▶ [GIVEN REQUEST]:
Will you give the material below again, every line exactly as it is?

** Start of DATASET **

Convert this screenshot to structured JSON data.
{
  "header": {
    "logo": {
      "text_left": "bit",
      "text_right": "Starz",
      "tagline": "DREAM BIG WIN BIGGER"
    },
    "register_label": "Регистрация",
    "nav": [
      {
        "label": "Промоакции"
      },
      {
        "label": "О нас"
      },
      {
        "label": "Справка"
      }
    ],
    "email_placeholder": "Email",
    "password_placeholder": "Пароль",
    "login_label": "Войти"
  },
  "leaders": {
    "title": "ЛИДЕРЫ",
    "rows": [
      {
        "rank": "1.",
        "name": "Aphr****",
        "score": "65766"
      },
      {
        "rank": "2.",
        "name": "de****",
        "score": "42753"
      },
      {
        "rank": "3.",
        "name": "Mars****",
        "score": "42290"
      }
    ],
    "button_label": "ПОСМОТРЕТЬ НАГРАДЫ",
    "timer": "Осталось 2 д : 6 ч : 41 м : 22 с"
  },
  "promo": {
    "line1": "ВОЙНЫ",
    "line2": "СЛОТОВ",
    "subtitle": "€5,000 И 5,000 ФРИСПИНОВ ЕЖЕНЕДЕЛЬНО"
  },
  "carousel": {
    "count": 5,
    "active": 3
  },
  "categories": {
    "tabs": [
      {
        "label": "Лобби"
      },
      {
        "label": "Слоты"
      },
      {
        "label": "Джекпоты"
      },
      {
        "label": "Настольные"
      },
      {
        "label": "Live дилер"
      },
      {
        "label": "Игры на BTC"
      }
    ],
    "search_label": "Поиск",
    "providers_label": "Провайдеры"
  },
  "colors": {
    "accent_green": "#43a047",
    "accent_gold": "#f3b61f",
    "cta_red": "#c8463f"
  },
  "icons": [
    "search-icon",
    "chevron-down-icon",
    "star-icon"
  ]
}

** End of DATASET **

▶ [EXERCISE ANSWER]:
Convert this screenshot to structured JSON data.
{
  "header": {
    "logo": {
      "text_left": "bit",
      "text_right": "Starz",
      "tagline": "DREAM BIG WIN BIGGER"
    },
    "register_label": "Регистрация",
    "nav": [
      {
        "label": "Промоакции"
      },
      {
        "label": "О нас"
      },
      {
        "label": "Справка"
      }
    ],
    "email_placeholder": "Email",
    "password_placeholder": "Пароль",
    "login_label": "Войти"
  },
  "leaders": {
    "title": "ЛИДЕРЫ",
    "rows": [
      {
        "rank": "1.",
        "name": "Aphr****",
        "score": "65766"
      },
      {
        "rank": "2.",
        "name": "de****",
        "score": "42753"
      },
      {
        "rank": "3.",
        "name": "Mars****",
        "score": "42290"
      }
    ],
    "button_label": "ПОСМОТРЕТЬ НАГРАДЫ",
    "timer": "Осталось 2 д : 6 ч : 41 м : 22 с"
  },
  "promo": {
    "line1": "ВОЙНЫ",
    "line2": "СЛОТОВ",
    "subtitle": "€5,000 И 5,000 ФРИСПИНОВ ЕЖЕНЕДЕЛЬНО"
  },
  "carousel": {
    "count": 5,
    "active": 3
  },
  "categories": {
    "tabs": [
      {
        "label": "Лобби"
      },
      {
        "label": "Слоты"
      },
      {
        "label": "Джекпоты"
      },
      {
        "label": "Настольные"
      },
      {
        "label": "Live дилер"
      },
      {
        "label": "Игры на BTC"
      }
    ],
    "search_label": "Поиск",
    "providers_label": "Провайдеры"
  },
  "colors": {
    "accent_green": "#43a047",
    "accent_gold": "#f3b61f",
    "cta_red": "#c8463f"
  },
  "icons": [
    "search-icon",
    "chevron-down-icon",
    "star-icon"
  ]
}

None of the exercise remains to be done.